##### Data shown

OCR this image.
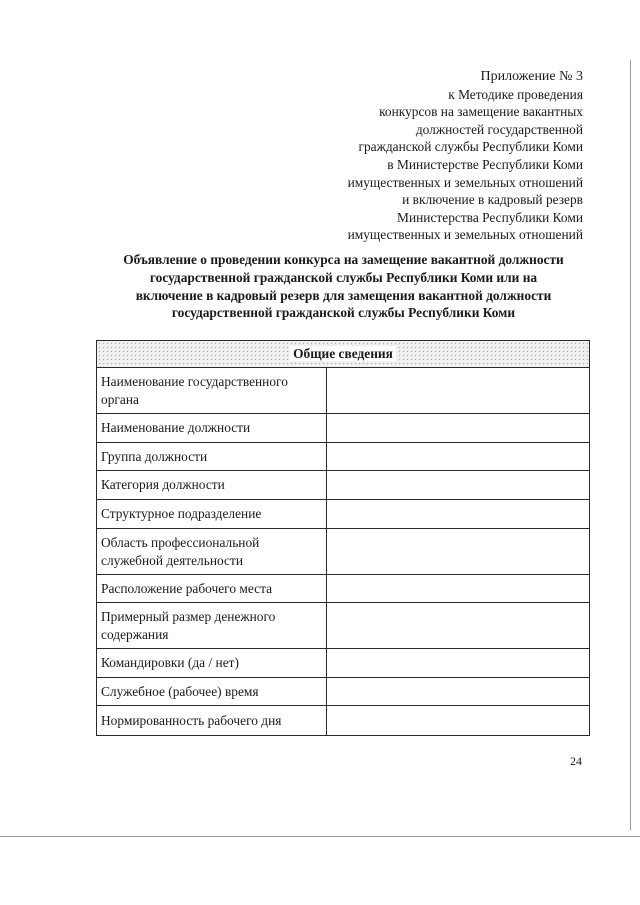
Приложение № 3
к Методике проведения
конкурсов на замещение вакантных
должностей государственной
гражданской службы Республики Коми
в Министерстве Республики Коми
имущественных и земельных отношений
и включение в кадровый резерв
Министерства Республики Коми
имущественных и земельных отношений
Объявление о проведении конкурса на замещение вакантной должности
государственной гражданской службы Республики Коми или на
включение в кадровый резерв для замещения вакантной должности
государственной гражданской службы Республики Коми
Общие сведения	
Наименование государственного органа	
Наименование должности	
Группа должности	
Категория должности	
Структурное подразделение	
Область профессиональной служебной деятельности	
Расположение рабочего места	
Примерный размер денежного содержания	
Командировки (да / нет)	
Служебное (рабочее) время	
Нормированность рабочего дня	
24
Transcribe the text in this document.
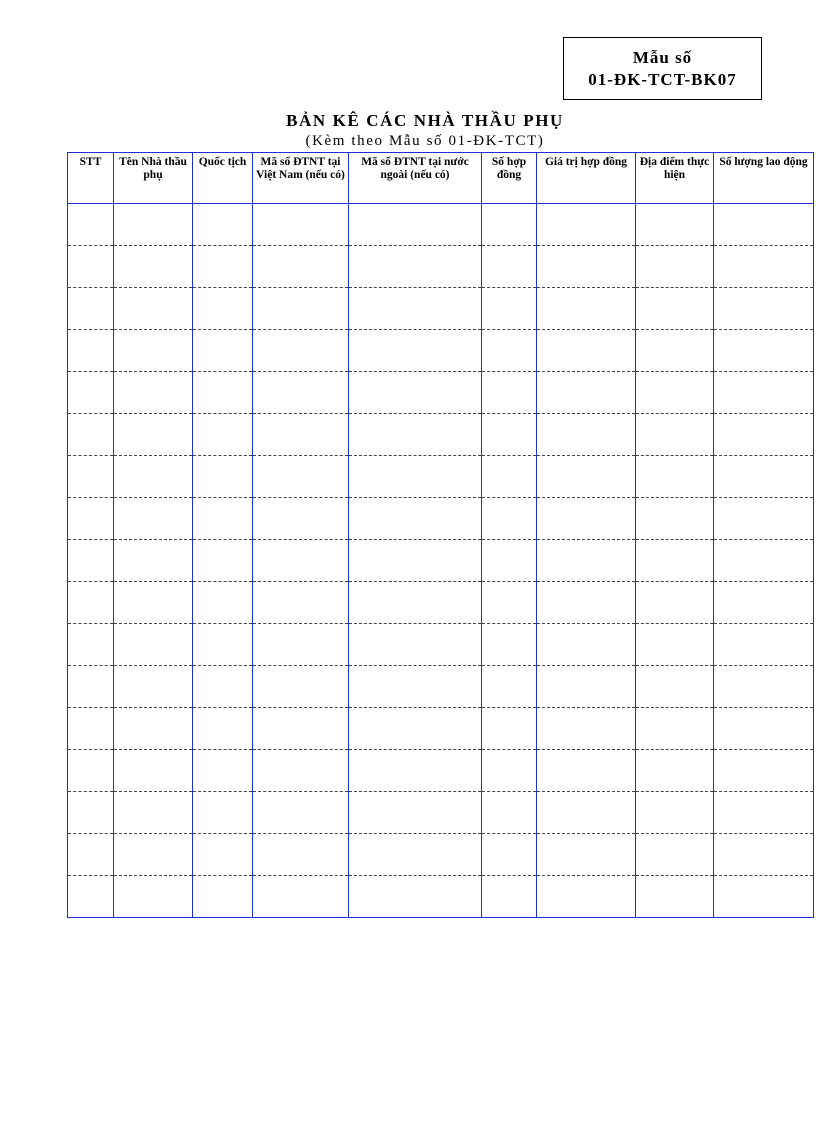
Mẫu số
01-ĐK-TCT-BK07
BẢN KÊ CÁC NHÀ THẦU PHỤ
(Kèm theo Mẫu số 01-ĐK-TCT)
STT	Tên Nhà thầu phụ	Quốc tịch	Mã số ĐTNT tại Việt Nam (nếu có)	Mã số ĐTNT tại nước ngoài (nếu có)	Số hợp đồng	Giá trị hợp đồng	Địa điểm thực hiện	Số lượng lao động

##########

** What to do **
Output every entry verbatim. Pictures do not belong in the copy.

** Task solution **
OCR this image.
Приложение № 3
к Методике проведения
конкурсов на замещение вакантных
должностей государственной
гражданской службы Республики Коми
в Министерстве Республики Коми
имущественных и земельных отношений
и включение в кадровый резерв
Министерства Республики Коми
имущественных и земельных отношений
Объявление о проведении конкурса на замещение вакантной должности
государственной гражданской службы Республики Коми или на
включение в кадровый резерв для замещения вакантной должности
государственной гражданской службы Республики Коми
Общие сведения	
Наименование государственного органа	
Наименование должности	
Группа должности	
Категория должности	
Структурное подразделение	
Область профессиональной служебной деятельности	
Расположение рабочего места	
Примерный размер денежного содержания	
Командировки (да / нет)	
Служебное (рабочее) время	
Нормированность рабочего дня	
24
Transcribe the text in this document.
Mẫu số
01-ĐK-TCT-BK07
BẢN KÊ CÁC NHÀ THẦU PHỤ
(Kèm theo Mẫu số 01-ĐK-TCT)
STT	Tên Nhà thầu phụ	Quốc tịch	Mã số ĐTNT tại Việt Nam (nếu có)	Mã số ĐTNT tại nước ngoài (nếu có)	Số hợp đồng	Giá trị hợp đồng	Địa điểm thực hiện	Số lượng lao động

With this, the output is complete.